Stored entries
::::::::
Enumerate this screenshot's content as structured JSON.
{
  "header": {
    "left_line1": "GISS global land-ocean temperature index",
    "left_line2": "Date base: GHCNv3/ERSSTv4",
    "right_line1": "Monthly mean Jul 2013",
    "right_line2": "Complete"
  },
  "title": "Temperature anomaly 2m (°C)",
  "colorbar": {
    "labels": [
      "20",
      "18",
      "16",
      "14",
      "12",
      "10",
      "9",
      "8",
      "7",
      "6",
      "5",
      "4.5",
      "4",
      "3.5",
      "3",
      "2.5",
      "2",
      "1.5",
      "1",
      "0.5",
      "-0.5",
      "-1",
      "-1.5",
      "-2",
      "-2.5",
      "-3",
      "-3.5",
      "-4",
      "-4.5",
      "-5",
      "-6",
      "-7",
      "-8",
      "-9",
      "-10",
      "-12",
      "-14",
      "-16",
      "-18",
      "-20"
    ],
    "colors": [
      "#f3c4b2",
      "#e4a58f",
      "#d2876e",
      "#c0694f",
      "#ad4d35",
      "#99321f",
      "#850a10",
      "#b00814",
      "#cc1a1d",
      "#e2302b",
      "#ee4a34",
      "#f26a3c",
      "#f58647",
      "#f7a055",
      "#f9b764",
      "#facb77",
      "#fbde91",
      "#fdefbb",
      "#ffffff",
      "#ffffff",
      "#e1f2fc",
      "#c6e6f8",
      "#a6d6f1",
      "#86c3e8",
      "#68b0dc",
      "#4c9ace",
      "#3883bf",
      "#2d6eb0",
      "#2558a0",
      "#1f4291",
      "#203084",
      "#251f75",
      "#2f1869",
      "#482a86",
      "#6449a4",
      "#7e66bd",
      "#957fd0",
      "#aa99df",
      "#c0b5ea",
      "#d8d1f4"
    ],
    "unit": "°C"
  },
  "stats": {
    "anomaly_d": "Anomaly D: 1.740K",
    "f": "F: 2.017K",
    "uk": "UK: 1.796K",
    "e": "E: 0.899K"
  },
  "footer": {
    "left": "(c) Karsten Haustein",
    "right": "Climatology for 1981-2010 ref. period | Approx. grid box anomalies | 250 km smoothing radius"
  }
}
::::::::
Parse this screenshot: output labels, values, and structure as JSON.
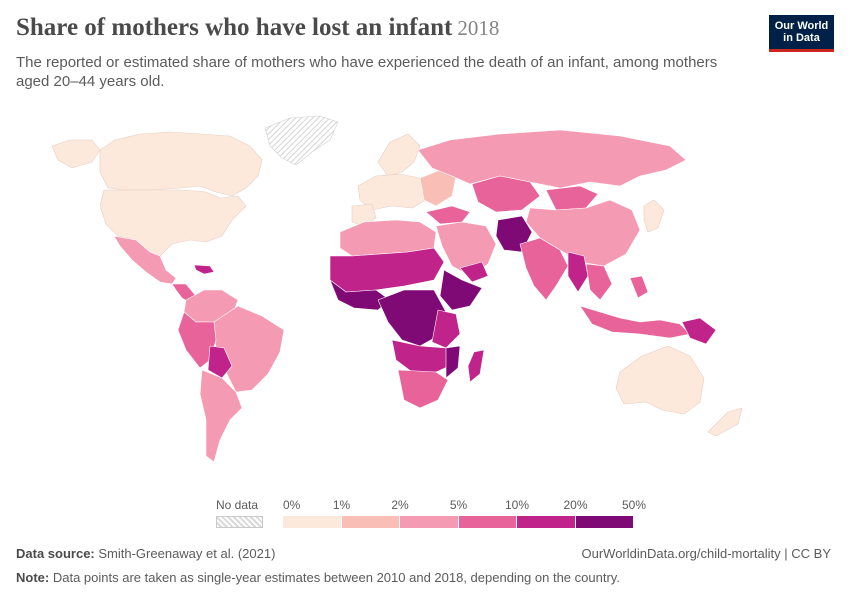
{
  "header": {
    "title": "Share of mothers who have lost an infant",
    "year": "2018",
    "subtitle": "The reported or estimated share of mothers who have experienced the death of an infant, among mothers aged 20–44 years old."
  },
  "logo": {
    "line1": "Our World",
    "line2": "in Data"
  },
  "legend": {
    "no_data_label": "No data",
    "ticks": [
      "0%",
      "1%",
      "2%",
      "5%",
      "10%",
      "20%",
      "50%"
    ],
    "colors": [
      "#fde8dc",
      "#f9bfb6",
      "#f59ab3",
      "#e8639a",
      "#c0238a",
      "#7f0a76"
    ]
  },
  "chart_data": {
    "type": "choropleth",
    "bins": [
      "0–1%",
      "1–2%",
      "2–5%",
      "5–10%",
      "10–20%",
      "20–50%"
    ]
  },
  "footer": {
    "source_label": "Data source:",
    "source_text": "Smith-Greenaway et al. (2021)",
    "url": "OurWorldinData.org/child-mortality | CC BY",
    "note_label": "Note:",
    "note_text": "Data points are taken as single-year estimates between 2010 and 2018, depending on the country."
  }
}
::::::::
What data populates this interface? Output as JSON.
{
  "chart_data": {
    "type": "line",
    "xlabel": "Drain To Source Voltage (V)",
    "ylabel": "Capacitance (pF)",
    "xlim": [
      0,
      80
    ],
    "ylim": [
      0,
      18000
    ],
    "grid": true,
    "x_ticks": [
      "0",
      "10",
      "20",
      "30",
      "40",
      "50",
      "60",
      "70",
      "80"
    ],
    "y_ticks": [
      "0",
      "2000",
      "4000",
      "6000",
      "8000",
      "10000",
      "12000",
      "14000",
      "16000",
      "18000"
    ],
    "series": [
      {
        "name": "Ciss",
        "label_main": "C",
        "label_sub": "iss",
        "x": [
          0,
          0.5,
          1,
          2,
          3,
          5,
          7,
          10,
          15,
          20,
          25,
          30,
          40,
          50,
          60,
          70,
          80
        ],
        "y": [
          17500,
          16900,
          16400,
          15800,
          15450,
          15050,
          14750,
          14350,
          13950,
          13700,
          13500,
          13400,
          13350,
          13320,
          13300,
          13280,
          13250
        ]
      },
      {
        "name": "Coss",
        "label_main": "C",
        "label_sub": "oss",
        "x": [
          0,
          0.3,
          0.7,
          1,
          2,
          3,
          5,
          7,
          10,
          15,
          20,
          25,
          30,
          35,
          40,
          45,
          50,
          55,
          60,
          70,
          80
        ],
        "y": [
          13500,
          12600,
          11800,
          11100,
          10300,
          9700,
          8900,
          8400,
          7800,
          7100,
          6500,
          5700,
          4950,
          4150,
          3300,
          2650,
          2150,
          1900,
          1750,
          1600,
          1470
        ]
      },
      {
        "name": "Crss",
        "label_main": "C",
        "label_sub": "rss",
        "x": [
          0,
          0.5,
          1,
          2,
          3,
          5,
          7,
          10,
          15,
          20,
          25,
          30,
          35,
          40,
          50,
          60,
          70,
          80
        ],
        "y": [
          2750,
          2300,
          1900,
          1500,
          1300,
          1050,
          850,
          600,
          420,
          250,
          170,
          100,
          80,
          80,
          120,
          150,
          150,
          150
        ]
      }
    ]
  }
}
::::::::
▸ Requirements
Say how many lines above hold the word "infant", giving only the count.

▸ Finished task
2